What is expected: Take each line that has the word "Elliott" and return it.

Rows from a figure dataset:
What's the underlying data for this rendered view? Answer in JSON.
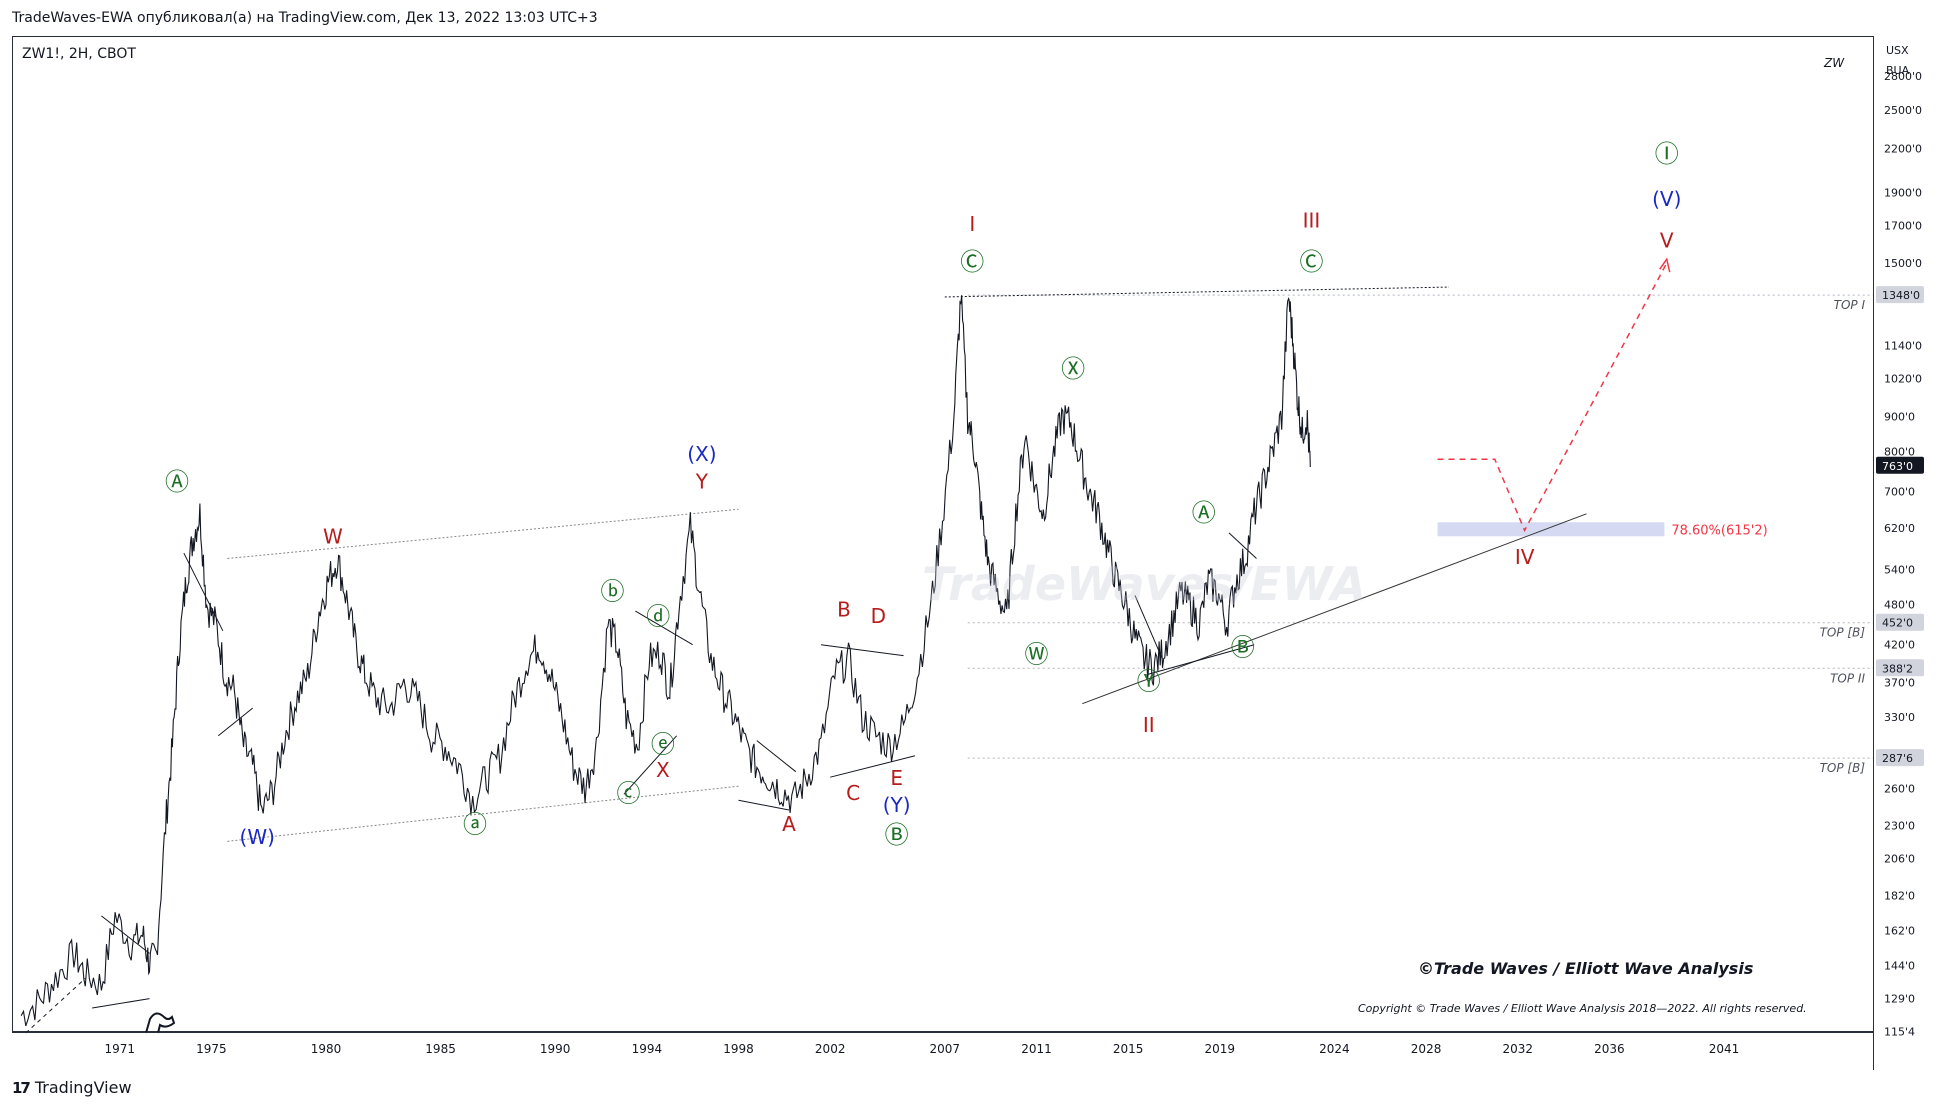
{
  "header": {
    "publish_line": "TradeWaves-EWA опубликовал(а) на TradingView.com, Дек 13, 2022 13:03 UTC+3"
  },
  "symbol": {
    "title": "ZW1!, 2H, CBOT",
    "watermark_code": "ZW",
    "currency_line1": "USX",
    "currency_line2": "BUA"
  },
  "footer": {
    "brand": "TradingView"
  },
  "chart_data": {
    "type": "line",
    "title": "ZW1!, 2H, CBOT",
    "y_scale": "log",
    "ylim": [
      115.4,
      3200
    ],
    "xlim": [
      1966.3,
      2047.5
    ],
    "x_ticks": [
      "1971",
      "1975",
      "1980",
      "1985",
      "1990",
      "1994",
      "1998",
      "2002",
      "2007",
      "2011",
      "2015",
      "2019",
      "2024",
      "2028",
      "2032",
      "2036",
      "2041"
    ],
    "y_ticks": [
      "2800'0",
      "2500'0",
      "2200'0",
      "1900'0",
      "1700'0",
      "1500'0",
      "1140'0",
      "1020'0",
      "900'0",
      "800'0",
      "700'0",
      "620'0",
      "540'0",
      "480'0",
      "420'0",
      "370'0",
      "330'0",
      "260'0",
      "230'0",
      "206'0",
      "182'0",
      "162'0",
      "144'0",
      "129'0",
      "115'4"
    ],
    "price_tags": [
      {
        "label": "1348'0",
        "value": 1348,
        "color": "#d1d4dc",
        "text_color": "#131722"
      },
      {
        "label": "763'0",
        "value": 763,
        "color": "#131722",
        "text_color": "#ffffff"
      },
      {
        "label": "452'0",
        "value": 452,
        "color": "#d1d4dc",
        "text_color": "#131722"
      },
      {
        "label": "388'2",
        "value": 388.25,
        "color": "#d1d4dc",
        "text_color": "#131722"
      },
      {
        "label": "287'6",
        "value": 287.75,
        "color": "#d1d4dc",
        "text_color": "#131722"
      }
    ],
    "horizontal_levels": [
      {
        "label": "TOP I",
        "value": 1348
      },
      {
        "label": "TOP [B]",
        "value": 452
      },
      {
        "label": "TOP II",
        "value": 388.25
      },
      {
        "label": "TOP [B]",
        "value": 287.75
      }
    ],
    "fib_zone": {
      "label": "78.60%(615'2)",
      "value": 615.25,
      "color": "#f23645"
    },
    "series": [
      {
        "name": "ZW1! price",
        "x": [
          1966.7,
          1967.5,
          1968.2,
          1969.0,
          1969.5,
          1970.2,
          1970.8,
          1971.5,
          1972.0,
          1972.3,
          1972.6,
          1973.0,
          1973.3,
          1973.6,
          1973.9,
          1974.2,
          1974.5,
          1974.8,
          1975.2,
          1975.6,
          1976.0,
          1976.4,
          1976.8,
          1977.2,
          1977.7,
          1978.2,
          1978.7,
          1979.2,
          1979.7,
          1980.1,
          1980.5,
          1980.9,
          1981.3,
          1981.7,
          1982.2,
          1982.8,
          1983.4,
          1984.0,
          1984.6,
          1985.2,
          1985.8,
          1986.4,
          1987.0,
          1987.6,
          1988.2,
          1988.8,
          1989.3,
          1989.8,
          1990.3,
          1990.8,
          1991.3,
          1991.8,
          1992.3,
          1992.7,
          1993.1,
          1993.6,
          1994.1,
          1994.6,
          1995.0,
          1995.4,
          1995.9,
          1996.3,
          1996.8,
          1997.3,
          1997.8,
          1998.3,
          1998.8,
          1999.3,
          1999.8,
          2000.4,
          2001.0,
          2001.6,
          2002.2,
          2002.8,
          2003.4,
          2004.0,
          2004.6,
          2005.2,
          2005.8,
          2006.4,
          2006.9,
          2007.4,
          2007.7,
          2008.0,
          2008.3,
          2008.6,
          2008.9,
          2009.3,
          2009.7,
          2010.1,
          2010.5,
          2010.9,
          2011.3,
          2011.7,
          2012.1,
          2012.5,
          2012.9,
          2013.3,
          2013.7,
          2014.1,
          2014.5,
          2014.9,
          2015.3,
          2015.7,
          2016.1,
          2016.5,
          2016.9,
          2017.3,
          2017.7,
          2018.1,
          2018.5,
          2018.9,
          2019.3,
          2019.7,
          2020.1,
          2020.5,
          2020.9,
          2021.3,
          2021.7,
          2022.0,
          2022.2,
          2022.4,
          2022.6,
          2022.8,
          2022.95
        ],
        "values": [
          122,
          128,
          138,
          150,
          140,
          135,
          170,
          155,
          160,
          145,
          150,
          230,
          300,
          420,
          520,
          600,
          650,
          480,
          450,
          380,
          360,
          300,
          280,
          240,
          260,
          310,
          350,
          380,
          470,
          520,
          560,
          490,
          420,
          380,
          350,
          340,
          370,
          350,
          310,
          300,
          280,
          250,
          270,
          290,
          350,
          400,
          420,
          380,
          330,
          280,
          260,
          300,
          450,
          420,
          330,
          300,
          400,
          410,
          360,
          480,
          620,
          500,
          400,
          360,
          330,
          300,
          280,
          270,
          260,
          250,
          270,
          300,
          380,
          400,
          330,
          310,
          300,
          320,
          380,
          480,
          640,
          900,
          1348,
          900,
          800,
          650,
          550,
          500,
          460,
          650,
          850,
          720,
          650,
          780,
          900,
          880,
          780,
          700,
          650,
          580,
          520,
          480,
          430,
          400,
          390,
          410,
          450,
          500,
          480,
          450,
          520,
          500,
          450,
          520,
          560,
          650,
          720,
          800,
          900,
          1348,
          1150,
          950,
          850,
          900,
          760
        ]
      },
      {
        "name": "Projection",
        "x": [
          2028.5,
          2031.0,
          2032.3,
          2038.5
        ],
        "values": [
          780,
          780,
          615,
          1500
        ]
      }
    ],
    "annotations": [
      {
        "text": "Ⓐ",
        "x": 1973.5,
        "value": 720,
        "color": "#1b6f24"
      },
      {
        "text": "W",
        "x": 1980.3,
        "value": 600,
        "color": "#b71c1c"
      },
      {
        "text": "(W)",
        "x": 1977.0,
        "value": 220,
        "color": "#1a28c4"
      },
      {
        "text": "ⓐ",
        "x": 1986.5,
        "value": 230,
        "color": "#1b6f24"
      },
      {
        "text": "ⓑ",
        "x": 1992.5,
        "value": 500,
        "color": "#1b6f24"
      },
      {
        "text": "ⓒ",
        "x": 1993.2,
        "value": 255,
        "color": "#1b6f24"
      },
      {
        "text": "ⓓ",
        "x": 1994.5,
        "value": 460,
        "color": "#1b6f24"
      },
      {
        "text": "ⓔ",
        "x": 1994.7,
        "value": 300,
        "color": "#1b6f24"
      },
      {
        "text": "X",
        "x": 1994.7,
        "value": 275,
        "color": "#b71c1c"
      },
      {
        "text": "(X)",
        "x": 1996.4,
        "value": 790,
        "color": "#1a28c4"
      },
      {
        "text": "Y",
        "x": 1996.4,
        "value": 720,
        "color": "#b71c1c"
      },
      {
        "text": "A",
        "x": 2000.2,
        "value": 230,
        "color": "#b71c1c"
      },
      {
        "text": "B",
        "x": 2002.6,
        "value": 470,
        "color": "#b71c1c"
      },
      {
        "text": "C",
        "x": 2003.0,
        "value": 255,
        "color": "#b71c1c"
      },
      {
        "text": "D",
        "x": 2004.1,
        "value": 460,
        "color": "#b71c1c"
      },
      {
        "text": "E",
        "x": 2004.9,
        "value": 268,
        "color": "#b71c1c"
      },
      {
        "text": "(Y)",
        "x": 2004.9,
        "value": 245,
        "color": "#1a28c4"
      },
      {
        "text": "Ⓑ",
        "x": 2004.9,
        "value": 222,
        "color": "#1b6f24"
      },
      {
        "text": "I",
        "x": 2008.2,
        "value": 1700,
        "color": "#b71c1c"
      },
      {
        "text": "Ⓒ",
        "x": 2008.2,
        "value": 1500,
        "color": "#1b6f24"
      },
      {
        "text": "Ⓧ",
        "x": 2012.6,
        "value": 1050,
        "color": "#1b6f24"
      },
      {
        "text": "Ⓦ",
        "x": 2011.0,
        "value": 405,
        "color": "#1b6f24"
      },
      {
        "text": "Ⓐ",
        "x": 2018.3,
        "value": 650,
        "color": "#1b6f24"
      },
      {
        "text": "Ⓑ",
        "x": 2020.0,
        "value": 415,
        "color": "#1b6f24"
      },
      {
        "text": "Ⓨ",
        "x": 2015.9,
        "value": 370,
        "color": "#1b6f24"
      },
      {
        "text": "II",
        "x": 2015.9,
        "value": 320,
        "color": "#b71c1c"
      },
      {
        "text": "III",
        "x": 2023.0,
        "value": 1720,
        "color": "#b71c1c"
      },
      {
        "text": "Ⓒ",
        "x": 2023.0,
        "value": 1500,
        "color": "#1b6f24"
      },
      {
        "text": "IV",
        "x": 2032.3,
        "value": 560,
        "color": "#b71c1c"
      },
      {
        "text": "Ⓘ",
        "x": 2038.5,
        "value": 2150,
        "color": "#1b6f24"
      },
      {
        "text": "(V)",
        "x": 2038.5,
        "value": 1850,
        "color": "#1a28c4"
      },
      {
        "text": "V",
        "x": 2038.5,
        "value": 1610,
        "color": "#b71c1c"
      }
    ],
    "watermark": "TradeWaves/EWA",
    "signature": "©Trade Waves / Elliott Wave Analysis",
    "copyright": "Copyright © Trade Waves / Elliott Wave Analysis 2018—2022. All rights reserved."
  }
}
---
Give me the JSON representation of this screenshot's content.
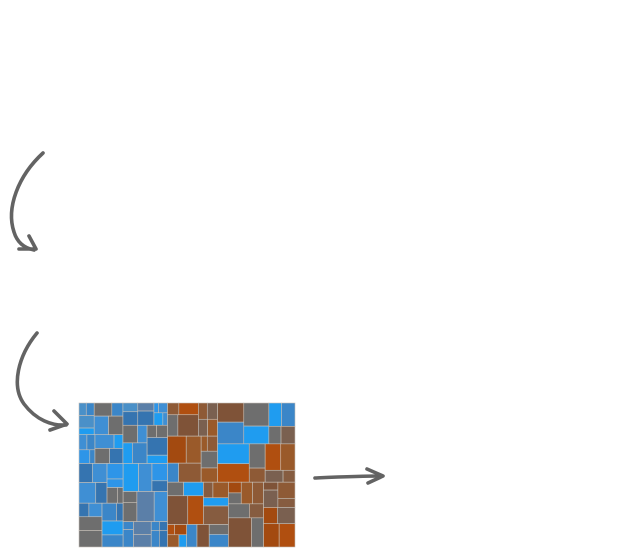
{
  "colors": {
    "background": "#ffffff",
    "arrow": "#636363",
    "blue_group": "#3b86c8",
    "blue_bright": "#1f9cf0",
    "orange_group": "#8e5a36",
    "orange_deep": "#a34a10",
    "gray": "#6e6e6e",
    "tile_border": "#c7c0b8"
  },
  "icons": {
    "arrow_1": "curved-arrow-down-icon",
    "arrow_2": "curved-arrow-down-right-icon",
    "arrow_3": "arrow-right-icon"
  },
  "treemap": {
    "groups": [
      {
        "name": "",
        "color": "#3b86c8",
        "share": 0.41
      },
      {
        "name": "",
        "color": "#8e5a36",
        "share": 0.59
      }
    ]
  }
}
---
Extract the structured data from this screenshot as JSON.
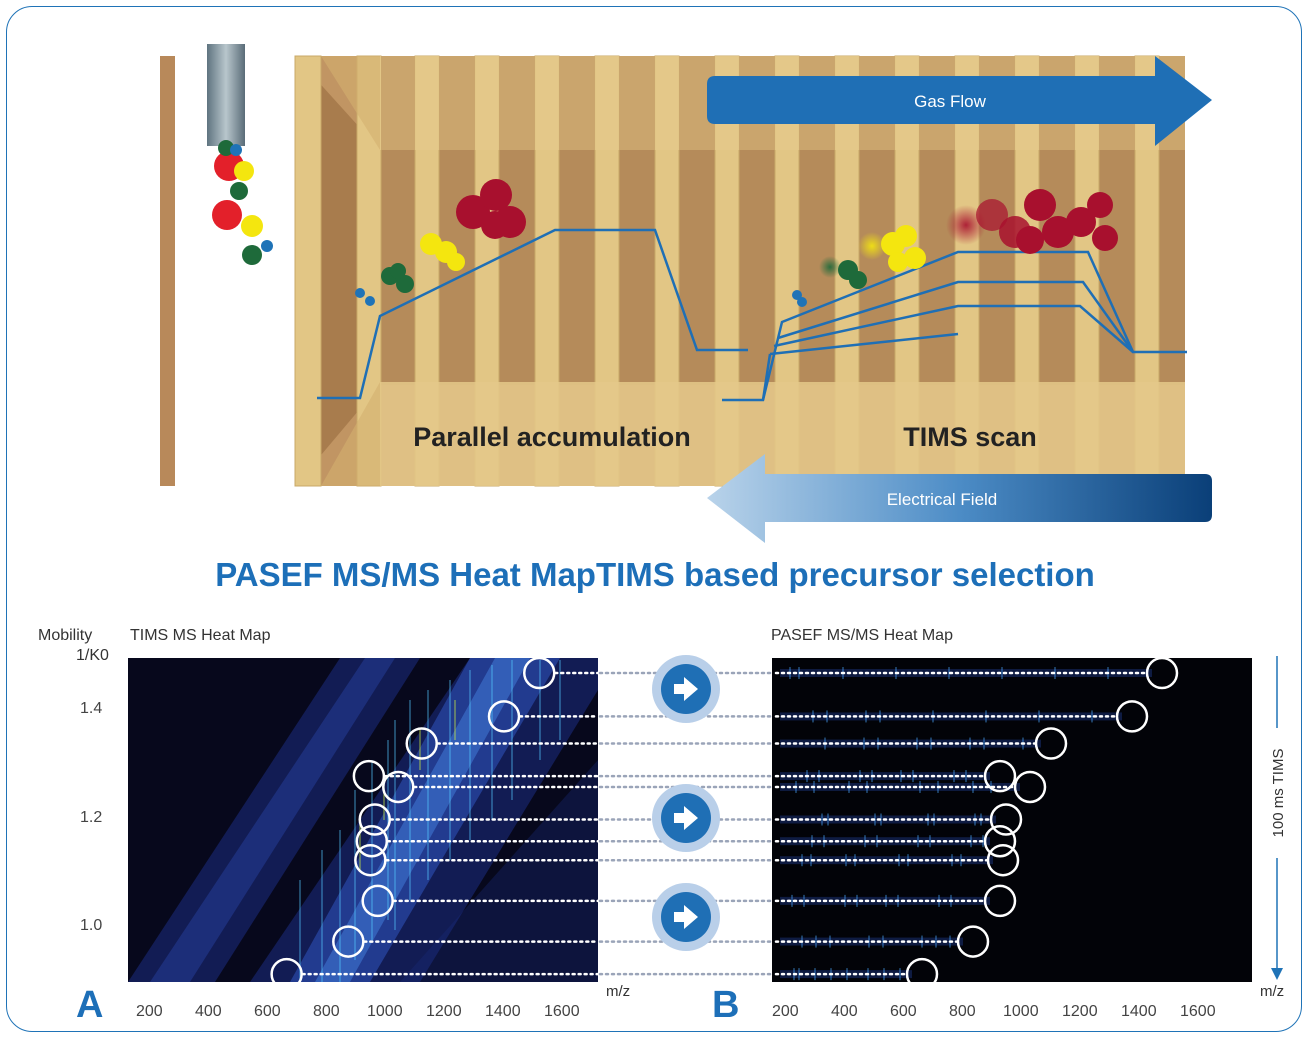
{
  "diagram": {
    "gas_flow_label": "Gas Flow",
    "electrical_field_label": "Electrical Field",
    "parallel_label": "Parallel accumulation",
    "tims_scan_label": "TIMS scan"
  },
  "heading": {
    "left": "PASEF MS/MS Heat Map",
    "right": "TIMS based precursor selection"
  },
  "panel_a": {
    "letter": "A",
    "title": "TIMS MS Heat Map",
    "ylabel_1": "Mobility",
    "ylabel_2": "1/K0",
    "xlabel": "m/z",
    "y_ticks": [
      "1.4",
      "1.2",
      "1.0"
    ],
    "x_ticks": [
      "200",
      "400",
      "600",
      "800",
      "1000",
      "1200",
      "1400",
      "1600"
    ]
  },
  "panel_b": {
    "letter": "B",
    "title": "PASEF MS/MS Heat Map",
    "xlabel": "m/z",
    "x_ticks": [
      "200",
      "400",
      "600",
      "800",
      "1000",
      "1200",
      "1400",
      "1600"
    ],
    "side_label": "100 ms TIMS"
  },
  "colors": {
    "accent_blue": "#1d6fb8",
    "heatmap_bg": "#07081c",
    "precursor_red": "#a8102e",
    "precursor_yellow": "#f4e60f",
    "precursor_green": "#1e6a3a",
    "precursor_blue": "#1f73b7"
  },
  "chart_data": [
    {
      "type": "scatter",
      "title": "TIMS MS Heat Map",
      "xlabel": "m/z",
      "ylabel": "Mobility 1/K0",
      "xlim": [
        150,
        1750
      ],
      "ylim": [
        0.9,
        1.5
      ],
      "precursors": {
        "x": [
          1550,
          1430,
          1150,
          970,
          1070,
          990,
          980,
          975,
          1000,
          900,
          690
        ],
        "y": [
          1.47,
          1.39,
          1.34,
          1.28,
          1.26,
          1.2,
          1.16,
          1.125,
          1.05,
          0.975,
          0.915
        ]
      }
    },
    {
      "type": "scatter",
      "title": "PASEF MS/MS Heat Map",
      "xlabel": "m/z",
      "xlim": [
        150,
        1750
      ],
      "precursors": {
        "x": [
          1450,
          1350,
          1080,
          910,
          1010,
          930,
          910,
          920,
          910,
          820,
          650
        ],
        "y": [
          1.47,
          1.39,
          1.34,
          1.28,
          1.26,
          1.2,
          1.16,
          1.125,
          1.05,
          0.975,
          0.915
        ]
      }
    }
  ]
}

Worked solution:
    "signature": "©Trade Waves / Elliott Wave Analysis",
    "copyright": "Copyright © Trade Waves / Elliott Wave Analysis 2018—2022. All rights reserved."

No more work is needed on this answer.